Written exercise: For the records that follow, return only the count of lines containing the string "balances".

Given records:
******

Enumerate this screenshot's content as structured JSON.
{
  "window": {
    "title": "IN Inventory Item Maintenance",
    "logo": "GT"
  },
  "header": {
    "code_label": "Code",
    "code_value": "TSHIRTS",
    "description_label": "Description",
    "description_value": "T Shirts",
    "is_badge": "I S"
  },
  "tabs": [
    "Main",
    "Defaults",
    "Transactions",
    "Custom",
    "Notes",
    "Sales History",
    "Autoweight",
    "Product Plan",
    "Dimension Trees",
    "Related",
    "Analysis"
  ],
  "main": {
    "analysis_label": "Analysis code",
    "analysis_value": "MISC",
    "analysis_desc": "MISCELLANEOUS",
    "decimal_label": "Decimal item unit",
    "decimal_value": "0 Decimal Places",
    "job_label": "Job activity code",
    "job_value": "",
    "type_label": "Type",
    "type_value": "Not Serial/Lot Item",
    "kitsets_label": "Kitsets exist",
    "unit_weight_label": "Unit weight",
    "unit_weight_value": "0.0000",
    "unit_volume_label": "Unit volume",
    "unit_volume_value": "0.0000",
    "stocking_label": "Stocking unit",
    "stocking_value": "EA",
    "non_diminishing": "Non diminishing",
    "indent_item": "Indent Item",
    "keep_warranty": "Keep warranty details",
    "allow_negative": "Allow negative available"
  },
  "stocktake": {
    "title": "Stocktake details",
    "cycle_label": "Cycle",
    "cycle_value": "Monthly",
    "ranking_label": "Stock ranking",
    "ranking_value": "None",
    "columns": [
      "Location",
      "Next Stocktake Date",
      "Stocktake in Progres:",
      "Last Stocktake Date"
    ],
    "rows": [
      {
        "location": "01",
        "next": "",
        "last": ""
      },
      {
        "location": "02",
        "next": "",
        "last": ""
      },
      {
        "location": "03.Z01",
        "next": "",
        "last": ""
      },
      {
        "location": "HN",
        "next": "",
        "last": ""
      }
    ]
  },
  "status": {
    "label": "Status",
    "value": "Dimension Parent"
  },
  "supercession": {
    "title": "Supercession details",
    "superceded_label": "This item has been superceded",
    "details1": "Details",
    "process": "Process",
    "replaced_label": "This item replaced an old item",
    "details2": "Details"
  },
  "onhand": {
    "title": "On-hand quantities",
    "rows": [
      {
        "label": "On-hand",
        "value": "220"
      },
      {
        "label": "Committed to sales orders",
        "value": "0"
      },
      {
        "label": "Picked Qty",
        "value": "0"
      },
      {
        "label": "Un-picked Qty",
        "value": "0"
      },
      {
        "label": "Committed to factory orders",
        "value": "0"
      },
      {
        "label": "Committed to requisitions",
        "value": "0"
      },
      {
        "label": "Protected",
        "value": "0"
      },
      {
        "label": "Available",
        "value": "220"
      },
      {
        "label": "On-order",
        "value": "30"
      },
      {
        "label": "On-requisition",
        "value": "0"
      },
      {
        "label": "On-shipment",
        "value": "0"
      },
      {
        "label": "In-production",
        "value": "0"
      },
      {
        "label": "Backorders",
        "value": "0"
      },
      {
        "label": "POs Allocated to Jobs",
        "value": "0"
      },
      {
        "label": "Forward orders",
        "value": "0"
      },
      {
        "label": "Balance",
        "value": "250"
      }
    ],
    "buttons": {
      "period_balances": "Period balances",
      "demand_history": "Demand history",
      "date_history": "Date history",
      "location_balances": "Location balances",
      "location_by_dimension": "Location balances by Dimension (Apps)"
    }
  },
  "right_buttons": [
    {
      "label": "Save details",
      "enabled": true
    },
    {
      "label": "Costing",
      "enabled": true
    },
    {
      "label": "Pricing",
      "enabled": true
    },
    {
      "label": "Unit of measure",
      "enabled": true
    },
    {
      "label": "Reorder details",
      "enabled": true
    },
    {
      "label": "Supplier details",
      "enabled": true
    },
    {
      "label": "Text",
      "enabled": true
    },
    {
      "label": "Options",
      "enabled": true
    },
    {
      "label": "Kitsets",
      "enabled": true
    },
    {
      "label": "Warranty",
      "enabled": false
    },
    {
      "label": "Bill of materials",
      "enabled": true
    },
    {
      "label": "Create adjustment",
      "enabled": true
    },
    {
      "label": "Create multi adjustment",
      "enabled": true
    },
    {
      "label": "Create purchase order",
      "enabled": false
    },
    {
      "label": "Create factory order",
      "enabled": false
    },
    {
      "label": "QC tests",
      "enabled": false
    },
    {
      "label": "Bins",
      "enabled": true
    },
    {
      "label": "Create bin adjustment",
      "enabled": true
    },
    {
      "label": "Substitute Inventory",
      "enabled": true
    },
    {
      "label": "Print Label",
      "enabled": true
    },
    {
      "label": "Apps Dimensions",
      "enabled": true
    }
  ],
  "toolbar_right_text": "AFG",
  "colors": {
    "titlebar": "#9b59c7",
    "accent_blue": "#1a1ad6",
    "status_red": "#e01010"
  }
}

******

Task solution: 3